__検討用の本文__.
YOOT.COM

斎藤由多加のブログだよ

サムライことばみたい

自分はやがてはハリウッドで仕事をすることになる、と信じていた学生だったから、英語だけは勉強していた。

タイプライターを買ったのもそんな憧れからだった。プラザー製の中古品で、近所の「売ります買います」欄で見つけたものだった。買ったのが高校生のときか大学に入ってからかは覚えていないが、このタイプライターはいまでも大切にもっている。

おそらくは同級生のだれよりも早くQwerty配列のキーボードをマスターしていた僕は、しかしすでにマックを買った時には"カナうち"になっていた。

なぜカナ入力にしたのか、には理由がある。
キータイプのスピードを可能な限り早めたかったからだ。それ以来ずっとカナ打ちである。

深夜のテレビ番組で、キー入力の速さで圧勝したことがあった。ローマ字だと2文字打たなければならないものが、カナだと一回で済むので簡単に考えてもローマ字打ちの人の二倍のスピードがでることになる。
このおかげで僕は文章を書くのが早い。タイプが速い、という意味ではなく、頭の中でなっていることばが、手が探すキー文字と一致していると、音楽のようにすらすらと文章が書けるのである。余計には滞らない。偶然の産物ではなく、これも努力して習得した技だと思っている。

そういう僕が使うPCはすべて「カナ入力モード」になっているから、誰か別の人物が使用した形跡はすぐにわかる。ローマ字入力から戻していないからである。
逆もまた真なりで、会議室で僕がもちこんだPCを誰かが使おうとすると、「ありゃりゃ」とおもむろにいやな顔をされる。

僕は会社で最年長なもんだから、若い人間たちは、前世代の人を見るような目で「カナ入力だよ・・」と僕仕様を思っているに違いない。カナ打ちというと、みね打ちみたいに、まるでおサムライさんみたいな響きがあるし・・。

__出典データ__.
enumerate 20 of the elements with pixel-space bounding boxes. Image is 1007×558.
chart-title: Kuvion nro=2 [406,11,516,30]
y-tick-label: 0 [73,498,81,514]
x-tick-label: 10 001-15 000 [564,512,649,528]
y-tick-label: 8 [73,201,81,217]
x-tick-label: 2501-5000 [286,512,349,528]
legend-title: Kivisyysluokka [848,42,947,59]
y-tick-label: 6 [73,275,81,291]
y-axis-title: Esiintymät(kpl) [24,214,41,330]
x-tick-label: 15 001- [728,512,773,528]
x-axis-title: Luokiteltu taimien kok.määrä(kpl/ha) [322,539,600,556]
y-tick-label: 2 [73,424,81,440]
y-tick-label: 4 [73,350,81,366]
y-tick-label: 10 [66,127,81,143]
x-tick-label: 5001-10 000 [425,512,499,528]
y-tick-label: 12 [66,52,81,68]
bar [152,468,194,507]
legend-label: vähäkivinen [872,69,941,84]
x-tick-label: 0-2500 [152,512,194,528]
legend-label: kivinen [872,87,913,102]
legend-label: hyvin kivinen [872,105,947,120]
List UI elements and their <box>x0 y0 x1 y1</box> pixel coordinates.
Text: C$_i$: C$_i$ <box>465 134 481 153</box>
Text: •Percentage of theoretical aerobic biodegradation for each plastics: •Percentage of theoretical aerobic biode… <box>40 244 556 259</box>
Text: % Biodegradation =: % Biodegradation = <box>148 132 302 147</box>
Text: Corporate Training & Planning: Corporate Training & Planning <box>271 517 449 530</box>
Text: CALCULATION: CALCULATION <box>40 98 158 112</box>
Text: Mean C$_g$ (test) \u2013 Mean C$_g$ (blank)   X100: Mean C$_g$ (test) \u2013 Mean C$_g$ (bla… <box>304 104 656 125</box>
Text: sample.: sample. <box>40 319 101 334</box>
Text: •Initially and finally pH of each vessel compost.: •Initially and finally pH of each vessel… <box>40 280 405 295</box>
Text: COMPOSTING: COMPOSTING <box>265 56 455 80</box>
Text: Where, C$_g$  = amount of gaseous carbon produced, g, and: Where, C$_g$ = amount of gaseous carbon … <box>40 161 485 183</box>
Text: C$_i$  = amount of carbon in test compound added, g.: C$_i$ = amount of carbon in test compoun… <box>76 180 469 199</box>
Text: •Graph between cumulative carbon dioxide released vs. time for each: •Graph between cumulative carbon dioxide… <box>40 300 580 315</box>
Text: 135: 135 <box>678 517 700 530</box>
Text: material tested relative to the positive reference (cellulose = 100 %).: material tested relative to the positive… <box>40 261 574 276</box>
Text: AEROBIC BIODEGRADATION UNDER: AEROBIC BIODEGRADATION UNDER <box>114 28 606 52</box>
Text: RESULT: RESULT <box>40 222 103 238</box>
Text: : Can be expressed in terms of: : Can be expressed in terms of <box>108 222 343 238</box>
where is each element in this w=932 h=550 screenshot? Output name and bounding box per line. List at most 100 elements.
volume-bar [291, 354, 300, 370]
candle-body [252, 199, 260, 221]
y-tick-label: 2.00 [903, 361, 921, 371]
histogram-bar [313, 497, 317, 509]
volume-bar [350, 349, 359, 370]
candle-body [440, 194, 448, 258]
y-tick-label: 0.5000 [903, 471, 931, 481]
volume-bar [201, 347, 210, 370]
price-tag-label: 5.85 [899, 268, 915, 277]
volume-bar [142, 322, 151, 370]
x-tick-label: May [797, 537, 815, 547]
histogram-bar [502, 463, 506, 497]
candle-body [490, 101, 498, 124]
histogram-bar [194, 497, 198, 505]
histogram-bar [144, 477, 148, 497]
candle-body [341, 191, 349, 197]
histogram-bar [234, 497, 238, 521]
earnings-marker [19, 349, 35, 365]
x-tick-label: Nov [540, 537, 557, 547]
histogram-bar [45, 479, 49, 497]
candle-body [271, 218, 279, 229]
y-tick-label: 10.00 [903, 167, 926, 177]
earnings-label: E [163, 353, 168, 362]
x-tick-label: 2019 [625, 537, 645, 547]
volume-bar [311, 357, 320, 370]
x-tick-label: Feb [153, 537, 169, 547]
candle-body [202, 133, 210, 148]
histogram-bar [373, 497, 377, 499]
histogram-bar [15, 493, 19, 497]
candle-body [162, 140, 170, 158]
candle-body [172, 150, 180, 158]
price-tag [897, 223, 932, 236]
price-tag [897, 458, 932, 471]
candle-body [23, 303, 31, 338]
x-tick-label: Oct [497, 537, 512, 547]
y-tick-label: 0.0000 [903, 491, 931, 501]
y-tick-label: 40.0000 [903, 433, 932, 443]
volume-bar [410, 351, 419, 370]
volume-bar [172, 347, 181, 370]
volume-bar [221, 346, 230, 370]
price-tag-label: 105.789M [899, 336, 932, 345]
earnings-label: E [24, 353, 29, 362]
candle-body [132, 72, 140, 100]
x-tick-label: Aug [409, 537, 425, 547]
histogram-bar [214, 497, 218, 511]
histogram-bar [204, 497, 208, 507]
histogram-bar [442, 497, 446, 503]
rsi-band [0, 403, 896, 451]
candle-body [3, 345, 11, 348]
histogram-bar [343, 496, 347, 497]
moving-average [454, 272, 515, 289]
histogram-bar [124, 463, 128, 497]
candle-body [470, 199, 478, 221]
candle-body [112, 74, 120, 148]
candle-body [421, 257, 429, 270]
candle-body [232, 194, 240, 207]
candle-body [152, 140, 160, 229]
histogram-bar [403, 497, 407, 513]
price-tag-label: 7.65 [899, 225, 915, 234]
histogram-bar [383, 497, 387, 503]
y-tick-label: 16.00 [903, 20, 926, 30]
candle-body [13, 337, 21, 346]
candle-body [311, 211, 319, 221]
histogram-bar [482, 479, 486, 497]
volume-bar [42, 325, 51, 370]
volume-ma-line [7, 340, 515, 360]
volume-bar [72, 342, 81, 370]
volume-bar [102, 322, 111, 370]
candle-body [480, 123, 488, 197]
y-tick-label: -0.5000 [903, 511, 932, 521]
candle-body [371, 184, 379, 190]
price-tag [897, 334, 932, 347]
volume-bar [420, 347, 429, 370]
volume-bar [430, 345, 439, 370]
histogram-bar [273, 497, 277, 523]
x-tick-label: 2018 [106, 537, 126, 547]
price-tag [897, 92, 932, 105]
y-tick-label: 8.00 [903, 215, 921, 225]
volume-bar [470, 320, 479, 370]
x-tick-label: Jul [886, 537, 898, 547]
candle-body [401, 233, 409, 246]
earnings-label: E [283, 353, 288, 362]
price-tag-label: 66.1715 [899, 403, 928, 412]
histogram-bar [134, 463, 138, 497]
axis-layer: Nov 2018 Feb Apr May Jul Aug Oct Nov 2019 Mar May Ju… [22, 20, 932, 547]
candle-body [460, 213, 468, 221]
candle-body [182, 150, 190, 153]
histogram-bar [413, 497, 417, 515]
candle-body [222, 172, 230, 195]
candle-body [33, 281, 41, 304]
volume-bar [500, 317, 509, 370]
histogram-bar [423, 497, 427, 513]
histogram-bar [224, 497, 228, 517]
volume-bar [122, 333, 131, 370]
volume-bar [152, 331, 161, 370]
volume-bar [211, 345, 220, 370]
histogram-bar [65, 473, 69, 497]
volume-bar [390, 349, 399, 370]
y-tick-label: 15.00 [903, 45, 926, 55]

__課題の指示__.
カナ入力についての本文を、最後の文に続けて書き進めなさい。

__解答欄__.
しかし、勘違いしてもらっては困るのである。カナ入力の人は、当然のことながらローマ字入力もできるのである。でないと英数字が打てない。

しかし、そんな僕にも悩みがある。
メッセンジャーなどでチャットしていて、
「ありがとうございます。」
と打ちたいところを
「ありがとうございまする」
とミスタイプしてしまうことがあるのである。
スピードが速いので、気がついたときには送信されているから、相手は、ギャグでやっていると見ているに違いない。

しかし、真実をいうと、カナ入力での「。」は「る」と同じキーに割り当てられていて、シフトで切り替えるようになっている。左手小指のシフトアップのタイミングが「。」のキーに間に合わないと、そのまま「る」となって送信されてしまうのである。

このミスのやっかいなところは。「です」とか「ます」という敬語文がすべて「でする」「まする」などと、中途半端に意味が通ることばになってしまうことだ。しかも丁寧語を使うべき相手に対して。

「おまえはおサムライさんか!」
なんて叱られそうなケースが過去にも多々あったが、
「灰、わかりました」
よりかは、高度なミスではないかと、すこし自負しているところもある。